START Material

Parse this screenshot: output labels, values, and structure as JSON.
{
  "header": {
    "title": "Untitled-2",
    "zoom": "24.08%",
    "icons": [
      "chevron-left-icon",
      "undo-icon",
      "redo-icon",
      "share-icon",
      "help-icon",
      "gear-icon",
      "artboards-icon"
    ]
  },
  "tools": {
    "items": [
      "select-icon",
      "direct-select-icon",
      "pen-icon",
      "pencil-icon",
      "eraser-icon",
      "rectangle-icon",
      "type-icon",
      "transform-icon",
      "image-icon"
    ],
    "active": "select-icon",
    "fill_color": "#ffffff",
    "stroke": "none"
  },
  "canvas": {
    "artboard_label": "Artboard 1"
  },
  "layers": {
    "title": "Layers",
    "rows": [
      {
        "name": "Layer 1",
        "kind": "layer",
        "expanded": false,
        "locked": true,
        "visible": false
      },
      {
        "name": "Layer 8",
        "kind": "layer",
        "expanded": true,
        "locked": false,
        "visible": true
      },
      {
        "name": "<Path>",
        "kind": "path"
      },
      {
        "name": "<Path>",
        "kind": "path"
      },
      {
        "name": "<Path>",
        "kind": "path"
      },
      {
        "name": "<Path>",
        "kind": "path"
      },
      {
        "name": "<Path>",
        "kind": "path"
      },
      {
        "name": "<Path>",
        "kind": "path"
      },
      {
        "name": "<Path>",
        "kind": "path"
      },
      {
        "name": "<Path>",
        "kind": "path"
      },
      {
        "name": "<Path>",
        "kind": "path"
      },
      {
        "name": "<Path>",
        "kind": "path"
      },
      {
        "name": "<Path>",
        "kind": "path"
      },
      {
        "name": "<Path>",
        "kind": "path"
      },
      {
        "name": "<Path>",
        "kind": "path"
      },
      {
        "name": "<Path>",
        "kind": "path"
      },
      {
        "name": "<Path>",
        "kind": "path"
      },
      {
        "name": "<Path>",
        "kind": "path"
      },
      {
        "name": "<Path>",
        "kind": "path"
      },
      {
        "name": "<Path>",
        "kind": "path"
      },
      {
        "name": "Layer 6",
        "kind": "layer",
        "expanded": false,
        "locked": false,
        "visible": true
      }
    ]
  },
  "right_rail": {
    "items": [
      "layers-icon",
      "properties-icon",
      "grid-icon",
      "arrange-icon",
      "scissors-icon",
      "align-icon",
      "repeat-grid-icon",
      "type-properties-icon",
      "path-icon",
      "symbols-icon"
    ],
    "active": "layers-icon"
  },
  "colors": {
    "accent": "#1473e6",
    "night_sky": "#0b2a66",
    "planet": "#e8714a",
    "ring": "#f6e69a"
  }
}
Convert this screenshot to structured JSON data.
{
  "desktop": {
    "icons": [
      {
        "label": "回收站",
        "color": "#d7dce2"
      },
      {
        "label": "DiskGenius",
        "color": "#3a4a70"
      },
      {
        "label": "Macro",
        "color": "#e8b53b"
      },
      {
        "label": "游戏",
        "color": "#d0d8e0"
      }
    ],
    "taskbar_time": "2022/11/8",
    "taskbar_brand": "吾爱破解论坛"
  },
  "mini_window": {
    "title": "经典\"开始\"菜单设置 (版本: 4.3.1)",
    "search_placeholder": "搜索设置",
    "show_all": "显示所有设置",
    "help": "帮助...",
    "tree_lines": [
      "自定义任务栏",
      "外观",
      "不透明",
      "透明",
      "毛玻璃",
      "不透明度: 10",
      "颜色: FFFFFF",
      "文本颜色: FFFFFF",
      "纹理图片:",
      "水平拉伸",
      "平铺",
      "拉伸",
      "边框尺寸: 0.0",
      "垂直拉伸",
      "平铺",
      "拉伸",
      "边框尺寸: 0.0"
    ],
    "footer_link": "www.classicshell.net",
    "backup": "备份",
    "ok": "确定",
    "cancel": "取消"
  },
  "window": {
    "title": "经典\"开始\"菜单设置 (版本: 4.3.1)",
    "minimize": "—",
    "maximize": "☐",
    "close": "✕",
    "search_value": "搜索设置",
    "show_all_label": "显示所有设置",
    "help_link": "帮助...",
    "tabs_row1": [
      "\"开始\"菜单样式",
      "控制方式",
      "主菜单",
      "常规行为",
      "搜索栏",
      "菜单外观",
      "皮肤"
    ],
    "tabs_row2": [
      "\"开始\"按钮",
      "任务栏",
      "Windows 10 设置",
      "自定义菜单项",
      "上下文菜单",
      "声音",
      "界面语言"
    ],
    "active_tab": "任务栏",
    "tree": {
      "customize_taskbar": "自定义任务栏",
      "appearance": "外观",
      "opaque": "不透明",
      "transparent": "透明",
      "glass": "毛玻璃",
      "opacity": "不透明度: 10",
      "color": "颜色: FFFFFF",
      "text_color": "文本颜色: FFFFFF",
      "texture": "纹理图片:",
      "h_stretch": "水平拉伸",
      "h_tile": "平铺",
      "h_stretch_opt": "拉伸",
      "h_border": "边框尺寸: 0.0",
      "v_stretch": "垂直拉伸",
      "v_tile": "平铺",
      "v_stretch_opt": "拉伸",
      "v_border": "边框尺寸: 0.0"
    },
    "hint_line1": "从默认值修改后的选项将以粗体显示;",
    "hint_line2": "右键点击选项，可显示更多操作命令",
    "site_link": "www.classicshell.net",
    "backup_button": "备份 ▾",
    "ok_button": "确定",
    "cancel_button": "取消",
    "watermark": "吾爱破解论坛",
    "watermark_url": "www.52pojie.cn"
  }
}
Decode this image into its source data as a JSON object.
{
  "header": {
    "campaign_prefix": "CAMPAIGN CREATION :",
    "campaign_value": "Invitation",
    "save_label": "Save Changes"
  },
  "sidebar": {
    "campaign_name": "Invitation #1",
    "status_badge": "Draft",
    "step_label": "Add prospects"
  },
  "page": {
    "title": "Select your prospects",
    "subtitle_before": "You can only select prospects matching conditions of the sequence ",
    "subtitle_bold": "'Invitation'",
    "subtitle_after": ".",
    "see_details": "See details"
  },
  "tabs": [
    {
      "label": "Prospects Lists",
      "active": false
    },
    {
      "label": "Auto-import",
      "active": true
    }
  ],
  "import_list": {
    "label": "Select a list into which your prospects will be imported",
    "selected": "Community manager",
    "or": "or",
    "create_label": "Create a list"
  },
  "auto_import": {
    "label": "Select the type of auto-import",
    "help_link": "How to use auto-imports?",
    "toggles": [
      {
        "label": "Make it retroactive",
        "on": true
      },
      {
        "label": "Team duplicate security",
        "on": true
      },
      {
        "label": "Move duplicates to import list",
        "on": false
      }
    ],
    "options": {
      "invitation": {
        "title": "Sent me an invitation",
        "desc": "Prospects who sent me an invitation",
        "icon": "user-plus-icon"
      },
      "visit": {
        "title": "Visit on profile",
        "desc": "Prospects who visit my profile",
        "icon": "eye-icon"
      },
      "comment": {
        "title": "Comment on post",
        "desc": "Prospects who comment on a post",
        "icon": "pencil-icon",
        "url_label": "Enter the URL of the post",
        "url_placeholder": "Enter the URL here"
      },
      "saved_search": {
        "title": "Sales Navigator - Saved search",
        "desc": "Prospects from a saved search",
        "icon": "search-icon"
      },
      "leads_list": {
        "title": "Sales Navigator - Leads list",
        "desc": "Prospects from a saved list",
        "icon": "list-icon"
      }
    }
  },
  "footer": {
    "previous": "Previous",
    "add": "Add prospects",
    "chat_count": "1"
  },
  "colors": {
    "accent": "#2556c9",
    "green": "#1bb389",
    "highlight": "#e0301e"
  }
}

END Material

Give the number of lines in the records that contain the string "this", and nothing besides.

3